- What to do:
Using the listing below, retype only the lines from the line with "Read this page and output its text content." through the end, both ends included, and exclude the pictures.
+-------+
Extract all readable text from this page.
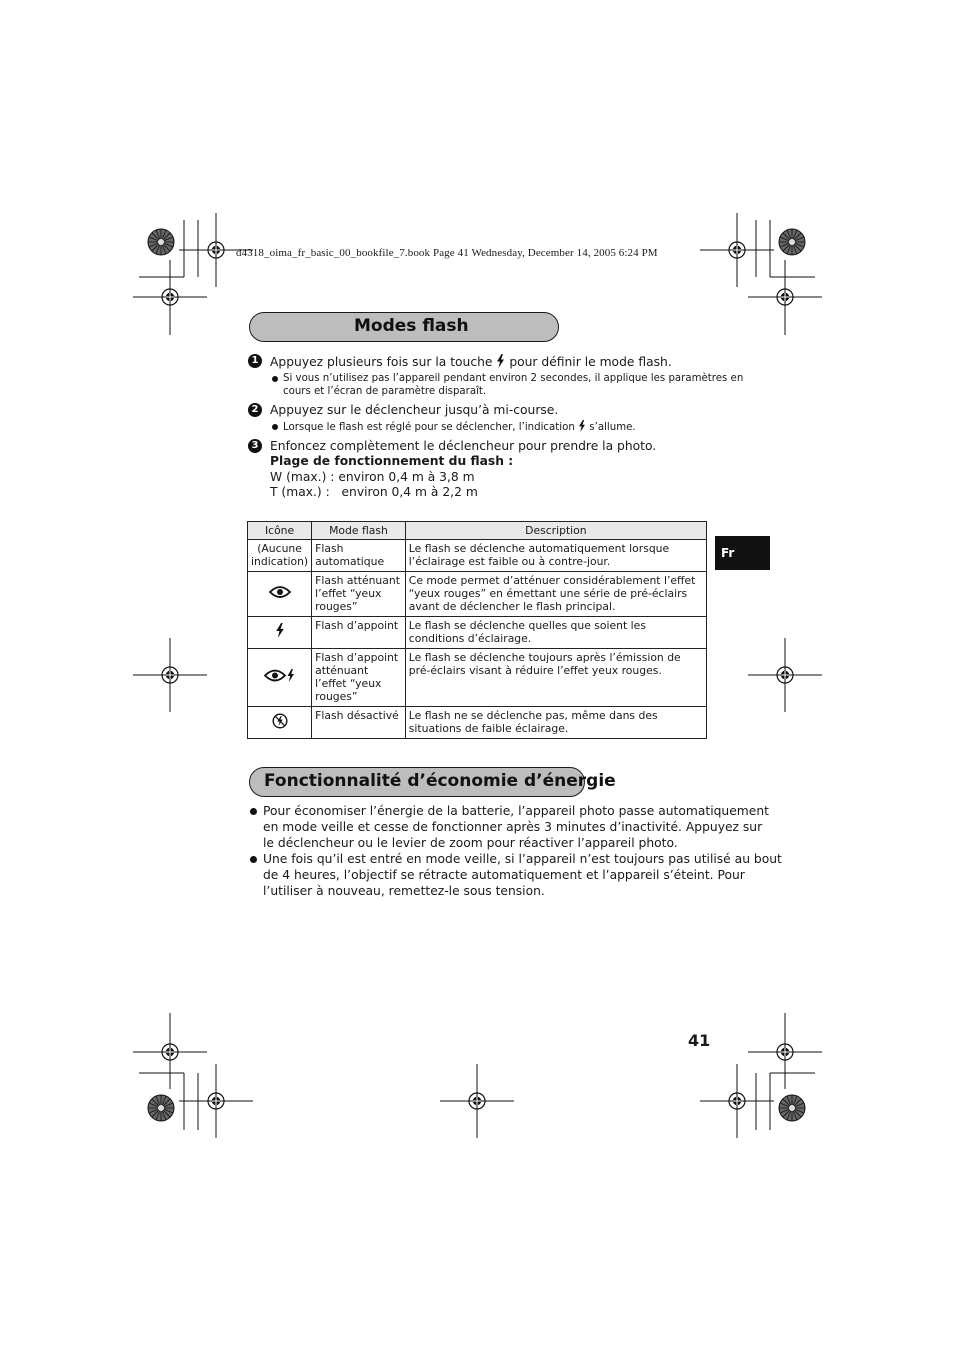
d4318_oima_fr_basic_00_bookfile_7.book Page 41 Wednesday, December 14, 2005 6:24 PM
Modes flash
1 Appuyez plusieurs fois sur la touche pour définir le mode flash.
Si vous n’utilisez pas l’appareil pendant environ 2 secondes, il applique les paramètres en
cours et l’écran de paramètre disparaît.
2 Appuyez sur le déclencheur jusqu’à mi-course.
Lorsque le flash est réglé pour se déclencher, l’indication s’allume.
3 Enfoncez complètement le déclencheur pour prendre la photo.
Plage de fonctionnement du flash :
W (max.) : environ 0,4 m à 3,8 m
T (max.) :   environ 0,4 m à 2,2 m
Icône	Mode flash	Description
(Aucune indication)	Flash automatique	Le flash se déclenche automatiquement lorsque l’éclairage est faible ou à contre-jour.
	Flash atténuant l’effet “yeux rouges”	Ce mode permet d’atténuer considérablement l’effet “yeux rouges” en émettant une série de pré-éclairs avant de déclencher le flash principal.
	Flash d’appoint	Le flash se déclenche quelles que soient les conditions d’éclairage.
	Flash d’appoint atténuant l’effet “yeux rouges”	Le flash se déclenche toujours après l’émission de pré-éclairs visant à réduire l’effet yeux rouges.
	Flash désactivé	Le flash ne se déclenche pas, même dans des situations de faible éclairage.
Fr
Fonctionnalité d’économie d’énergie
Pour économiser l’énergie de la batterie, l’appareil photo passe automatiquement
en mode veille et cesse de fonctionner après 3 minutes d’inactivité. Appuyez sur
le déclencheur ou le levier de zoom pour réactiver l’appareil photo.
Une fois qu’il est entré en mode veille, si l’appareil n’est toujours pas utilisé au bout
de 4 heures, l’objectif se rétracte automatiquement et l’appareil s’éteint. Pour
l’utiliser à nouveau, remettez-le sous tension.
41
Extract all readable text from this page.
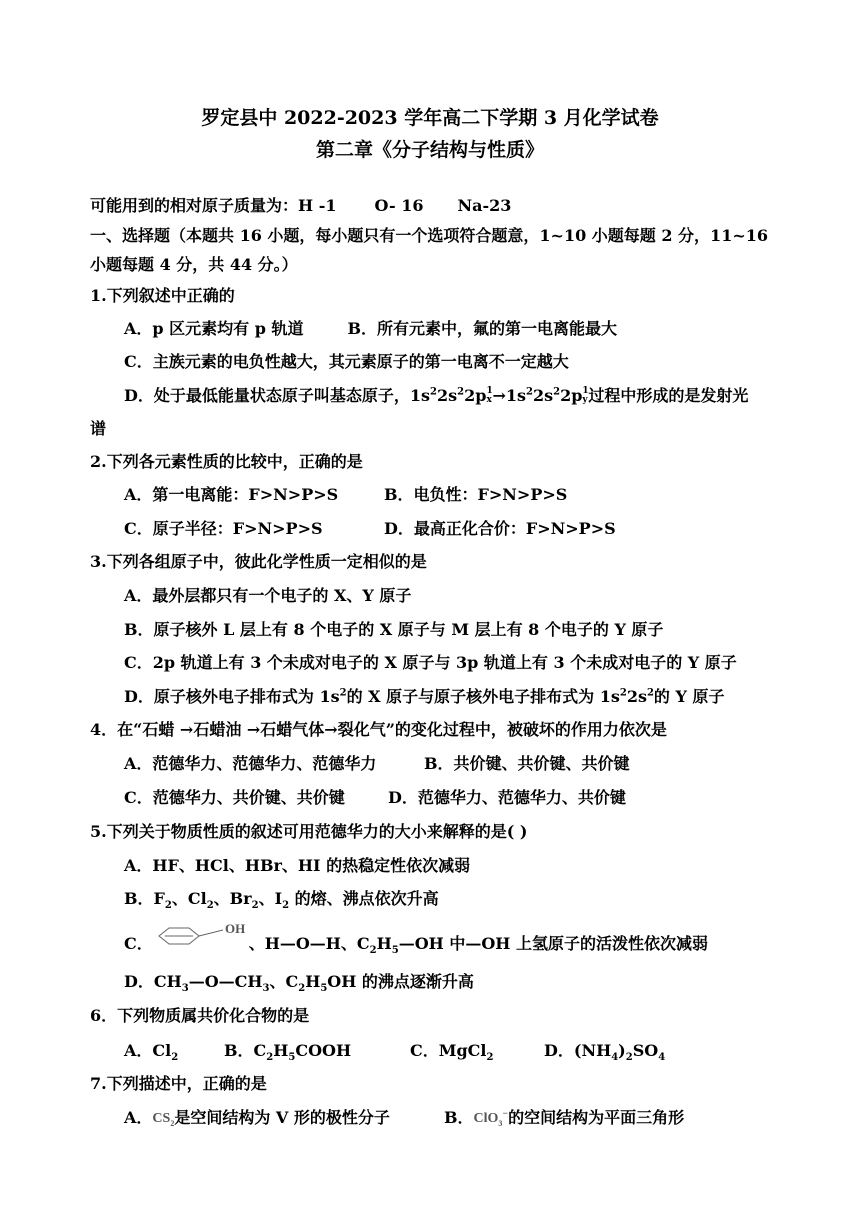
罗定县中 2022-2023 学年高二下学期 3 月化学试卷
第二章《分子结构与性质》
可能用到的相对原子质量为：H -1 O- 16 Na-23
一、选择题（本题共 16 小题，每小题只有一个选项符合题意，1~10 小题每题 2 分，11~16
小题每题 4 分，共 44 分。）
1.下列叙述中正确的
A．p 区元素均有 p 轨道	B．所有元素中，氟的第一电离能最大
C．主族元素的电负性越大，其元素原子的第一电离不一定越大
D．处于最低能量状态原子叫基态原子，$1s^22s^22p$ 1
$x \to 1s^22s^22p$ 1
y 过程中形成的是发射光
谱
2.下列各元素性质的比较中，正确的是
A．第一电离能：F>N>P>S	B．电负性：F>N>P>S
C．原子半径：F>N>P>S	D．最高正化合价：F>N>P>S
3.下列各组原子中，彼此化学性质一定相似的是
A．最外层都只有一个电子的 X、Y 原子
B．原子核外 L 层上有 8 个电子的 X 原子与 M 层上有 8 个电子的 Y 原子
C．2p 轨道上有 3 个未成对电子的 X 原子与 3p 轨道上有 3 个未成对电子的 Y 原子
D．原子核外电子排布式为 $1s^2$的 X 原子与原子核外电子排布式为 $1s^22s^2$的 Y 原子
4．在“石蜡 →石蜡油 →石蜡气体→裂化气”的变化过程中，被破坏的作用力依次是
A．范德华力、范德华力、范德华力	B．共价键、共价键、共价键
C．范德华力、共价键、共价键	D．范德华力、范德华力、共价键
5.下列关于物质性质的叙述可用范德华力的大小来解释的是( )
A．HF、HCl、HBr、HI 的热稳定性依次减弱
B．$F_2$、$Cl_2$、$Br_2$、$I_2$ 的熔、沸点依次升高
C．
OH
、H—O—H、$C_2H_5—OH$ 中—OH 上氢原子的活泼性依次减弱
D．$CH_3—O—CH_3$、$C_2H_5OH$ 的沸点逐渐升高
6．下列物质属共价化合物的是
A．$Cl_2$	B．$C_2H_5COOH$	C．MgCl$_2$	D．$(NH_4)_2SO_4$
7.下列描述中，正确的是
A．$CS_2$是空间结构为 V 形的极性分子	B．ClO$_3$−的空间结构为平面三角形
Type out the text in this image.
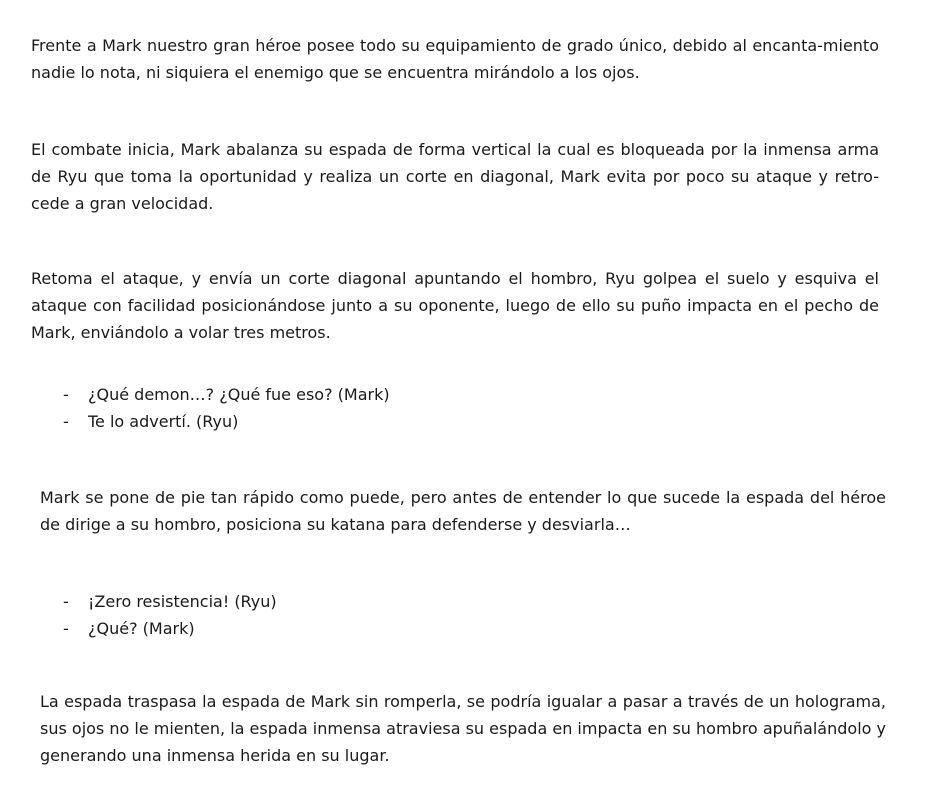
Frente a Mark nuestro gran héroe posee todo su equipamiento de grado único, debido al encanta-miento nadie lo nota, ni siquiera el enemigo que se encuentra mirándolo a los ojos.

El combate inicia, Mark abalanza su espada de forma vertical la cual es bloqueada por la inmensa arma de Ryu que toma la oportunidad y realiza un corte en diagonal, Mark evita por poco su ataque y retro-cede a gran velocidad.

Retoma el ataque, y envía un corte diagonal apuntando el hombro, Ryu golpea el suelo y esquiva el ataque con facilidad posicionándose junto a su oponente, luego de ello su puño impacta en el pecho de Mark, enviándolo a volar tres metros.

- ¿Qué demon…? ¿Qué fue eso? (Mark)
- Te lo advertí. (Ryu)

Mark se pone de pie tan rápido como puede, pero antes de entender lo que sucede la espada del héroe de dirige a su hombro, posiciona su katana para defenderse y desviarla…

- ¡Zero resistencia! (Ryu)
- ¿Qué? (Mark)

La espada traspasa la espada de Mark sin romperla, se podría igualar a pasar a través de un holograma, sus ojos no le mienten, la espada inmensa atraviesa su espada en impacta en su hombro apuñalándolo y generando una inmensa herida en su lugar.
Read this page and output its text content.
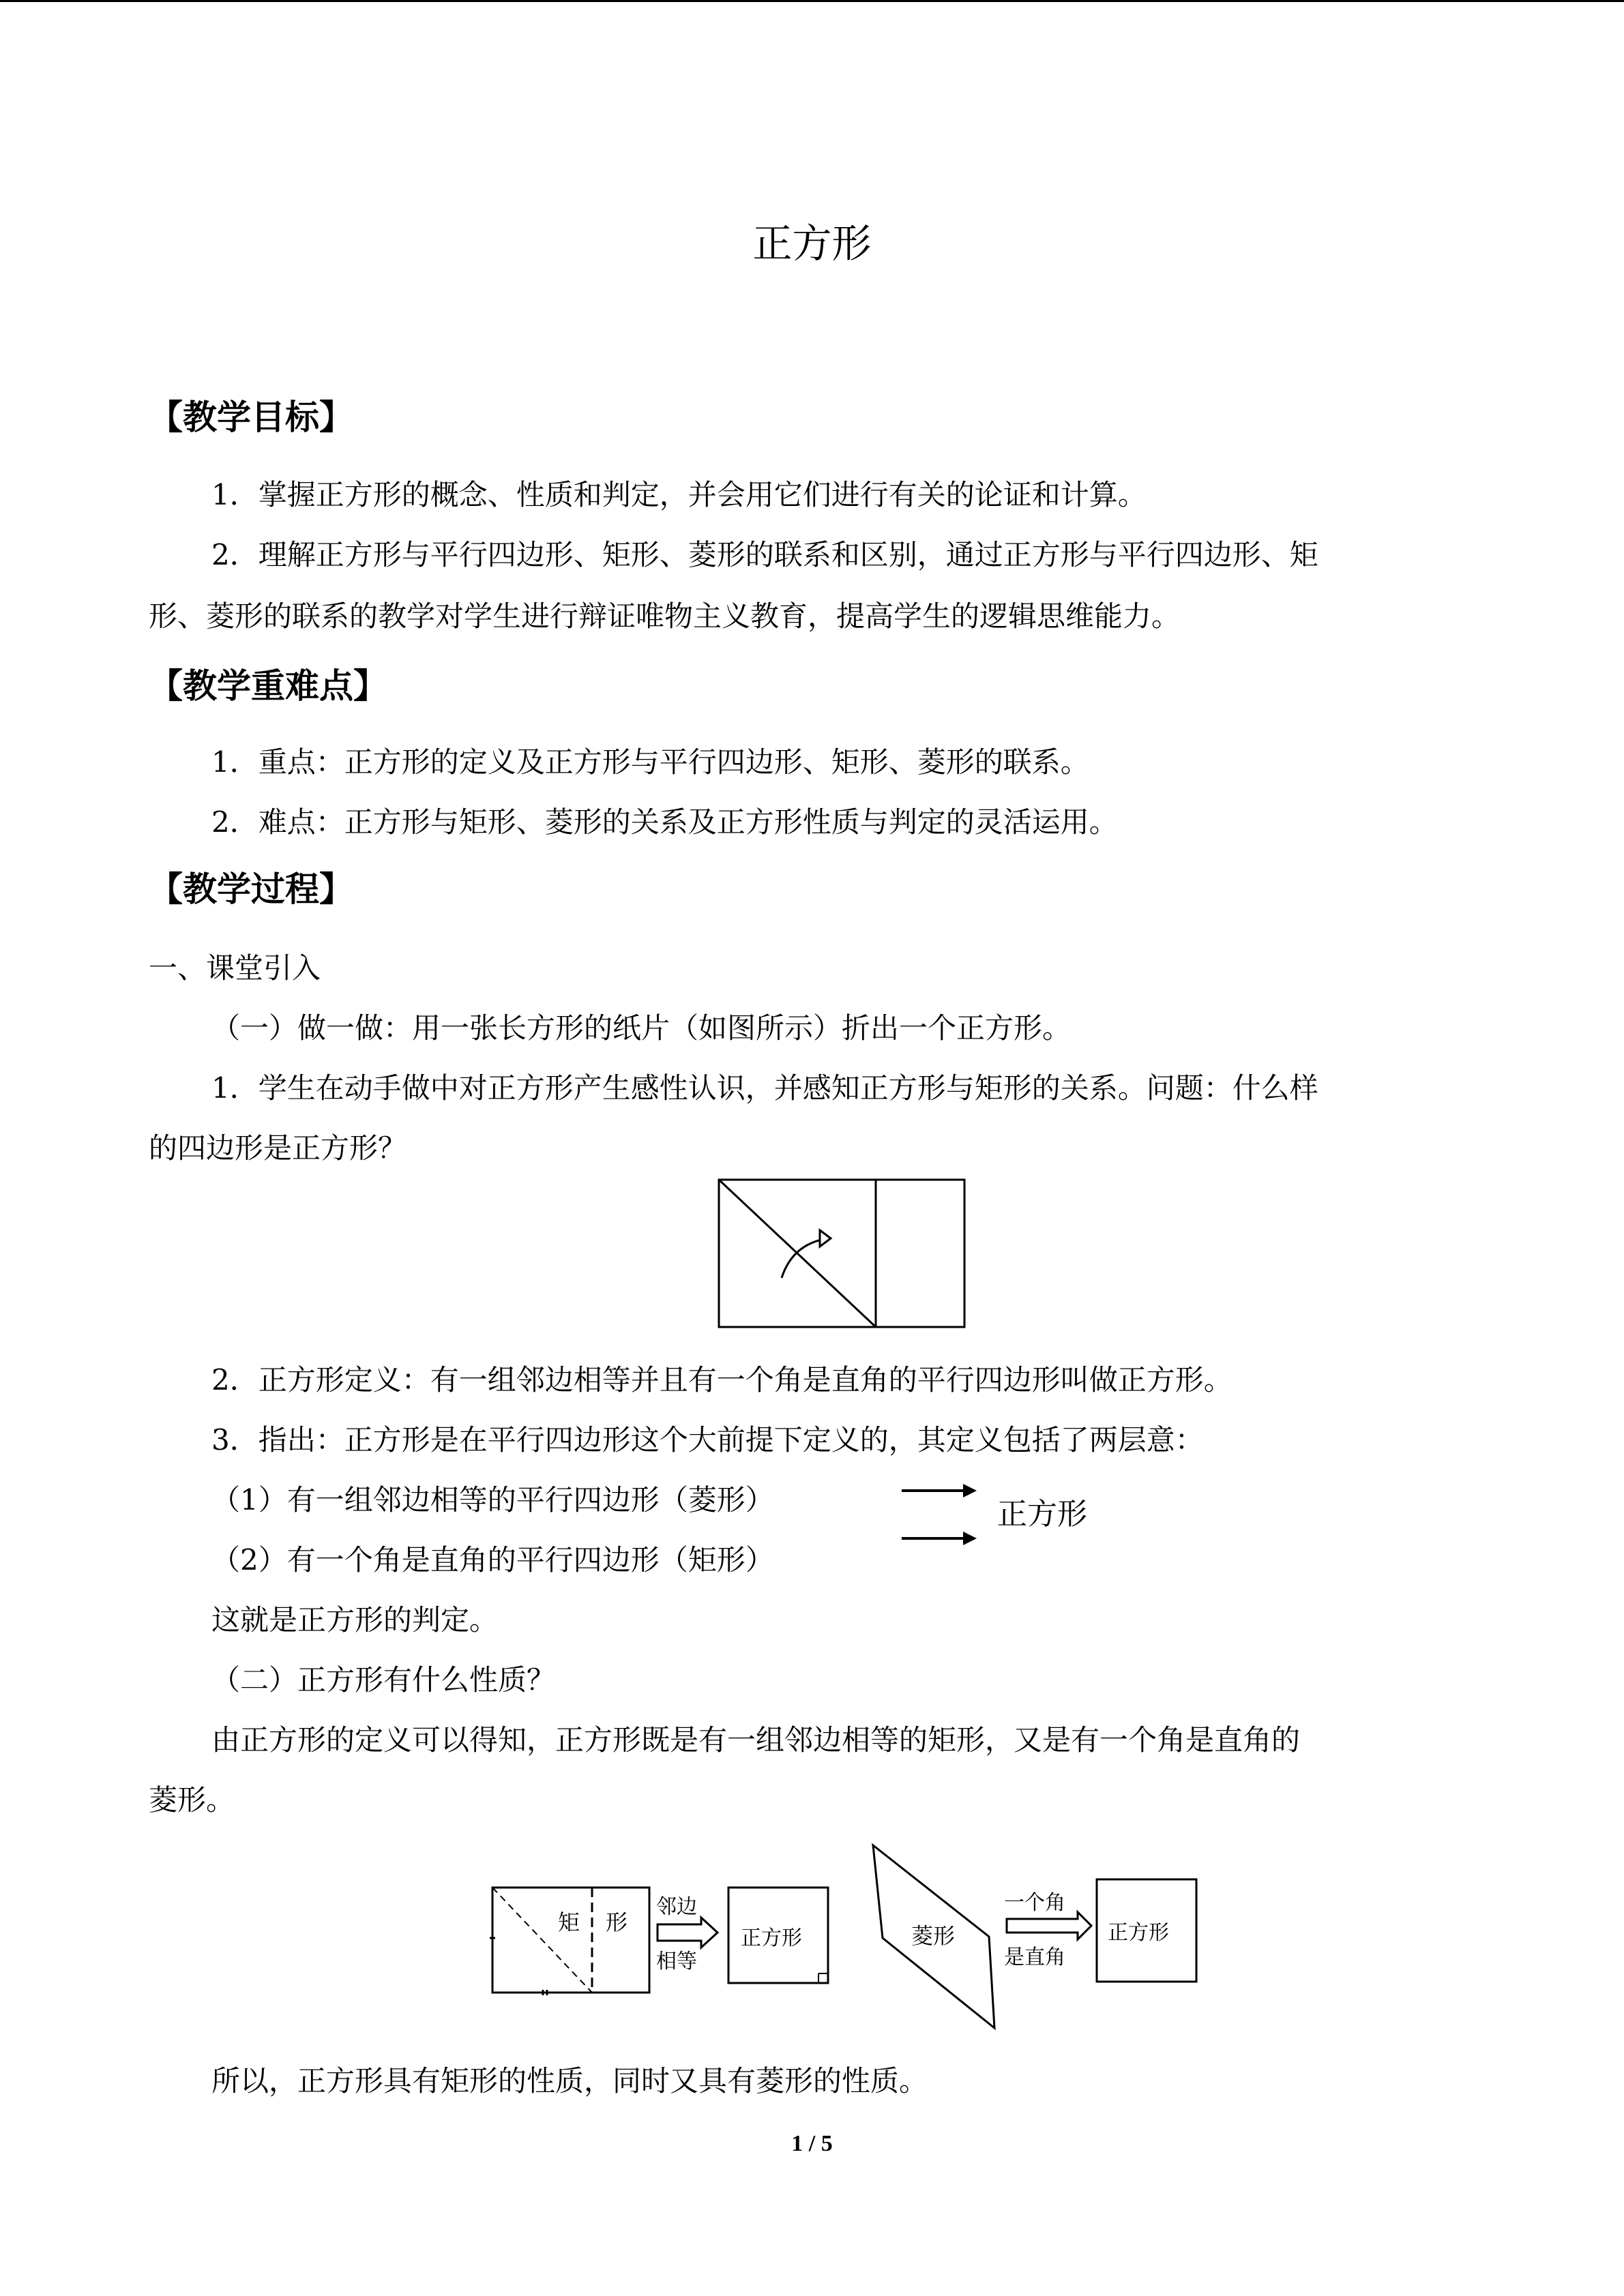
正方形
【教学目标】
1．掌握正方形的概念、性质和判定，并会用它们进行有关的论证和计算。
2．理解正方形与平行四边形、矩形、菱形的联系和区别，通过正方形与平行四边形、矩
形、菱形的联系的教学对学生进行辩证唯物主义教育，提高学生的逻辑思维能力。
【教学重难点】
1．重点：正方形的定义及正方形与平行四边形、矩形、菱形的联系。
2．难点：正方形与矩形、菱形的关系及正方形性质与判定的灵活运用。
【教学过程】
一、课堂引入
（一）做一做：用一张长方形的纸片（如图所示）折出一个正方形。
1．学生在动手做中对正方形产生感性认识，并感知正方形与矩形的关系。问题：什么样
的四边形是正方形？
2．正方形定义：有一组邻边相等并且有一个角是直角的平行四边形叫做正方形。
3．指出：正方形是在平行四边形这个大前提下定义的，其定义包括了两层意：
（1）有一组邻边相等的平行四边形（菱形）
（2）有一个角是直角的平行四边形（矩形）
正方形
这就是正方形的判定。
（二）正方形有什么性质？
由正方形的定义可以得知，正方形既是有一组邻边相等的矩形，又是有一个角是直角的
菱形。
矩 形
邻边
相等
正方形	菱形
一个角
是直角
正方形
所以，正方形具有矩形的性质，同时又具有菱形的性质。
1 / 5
+-------+
- Answer:
Read this page and output its text content.
正方形
【教学目标】
1．掌握正方形的概念、性质和判定，并会用它们进行有关的论证和计算。
2．理解正方形与平行四边形、矩形、菱形的联系和区别，通过正方形与平行四边形、矩
形、菱形的联系的教学对学生进行辩证唯物主义教育，提高学生的逻辑思维能力。
【教学重难点】
1．重点：正方形的定义及正方形与平行四边形、矩形、菱形的联系。
2．难点：正方形与矩形、菱形的关系及正方形性质与判定的灵活运用。
【教学过程】
一、课堂引入
（一）做一做：用一张长方形的纸片（如图所示）折出一个正方形。
1．学生在动手做中对正方形产生感性认识，并感知正方形与矩形的关系。问题：什么样
的四边形是正方形？
2．正方形定义：有一组邻边相等并且有一个角是直角的平行四边形叫做正方形。
3．指出：正方形是在平行四边形这个大前提下定义的，其定义包括了两层意：
（1）有一组邻边相等的平行四边形（菱形）
（2）有一个角是直角的平行四边形（矩形）
正方形
这就是正方形的判定。
（二）正方形有什么性质？
由正方形的定义可以得知，正方形既是有一组邻边相等的矩形，又是有一个角是直角的
菱形。
矩 形
邻边
相等
正方形	菱形
一个角
是直角
正方形
所以，正方形具有矩形的性质，同时又具有菱形的性质。
1 / 5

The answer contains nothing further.